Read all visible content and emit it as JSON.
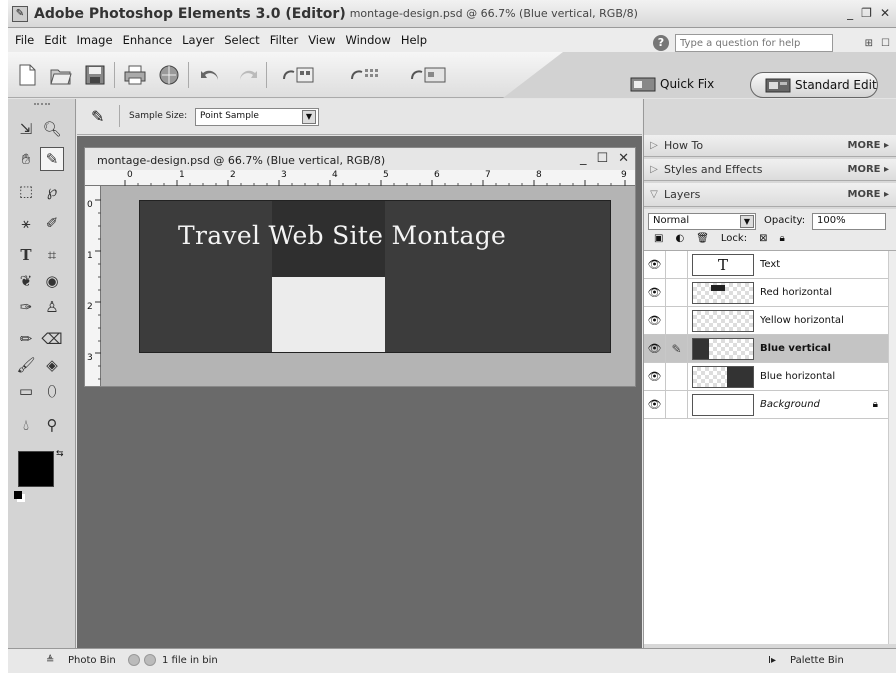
{
  "window": {
    "app_title": "Adobe Photoshop Elements 3.0 (Editor)",
    "doc_title": "montage-design.psd @ 66.7% (Blue vertical, RGB/8)"
  },
  "menu": [
    "File",
    "Edit",
    "Image",
    "Enhance",
    "Layer",
    "Select",
    "Filter",
    "View",
    "Window",
    "Help"
  ],
  "help": {
    "placeholder": "Type a question for help"
  },
  "modes": {
    "quick_fix": "Quick Fix",
    "standard_edit": "Standard Edit"
  },
  "options": {
    "sample_size_label": "Sample Size:",
    "sample_size_value": "Point Sample"
  },
  "document": {
    "title": "montage-design.psd @ 66.7% (Blue vertical, RGB/8)",
    "canvas_text": "Travel Web Site Montage",
    "ruler_h": [
      "0",
      "1",
      "2",
      "3",
      "4",
      "5",
      "6",
      "7",
      "8",
      "9"
    ],
    "ruler_v": [
      "0",
      "1",
      "2",
      "3"
    ]
  },
  "palettes": {
    "how_to": "How To",
    "styles": "Styles and Effects",
    "layers": "Layers",
    "more": "MORE"
  },
  "layer_controls": {
    "blend_mode": "Normal",
    "opacity_label": "Opacity:",
    "opacity_value": "100%",
    "lock_label": "Lock:"
  },
  "layers": [
    {
      "name": "Text",
      "active": false
    },
    {
      "name": "Red horizontal",
      "active": false
    },
    {
      "name": "Yellow horizontal",
      "active": false
    },
    {
      "name": "Blue vertical",
      "active": true
    },
    {
      "name": "Blue horizontal",
      "active": false
    },
    {
      "name": "Background",
      "active": false
    }
  ],
  "status": {
    "photo_bin": "Photo Bin",
    "file_count": "1 file in bin",
    "palette_bin": "Palette Bin"
  },
  "colors": {
    "foreground": "#000000",
    "background": "#ffffff"
  }
}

### EXERCISE DETAILS
Copy out each line of the listing that holds "vertical".

### WORKED SOLUTION
    "doc_title": "montage-design.psd @ 66.7% (Blue vertical, RGB/8)"
    "title": "montage-design.psd @ 66.7% (Blue vertical, RGB/8)",
      "name": "Blue vertical",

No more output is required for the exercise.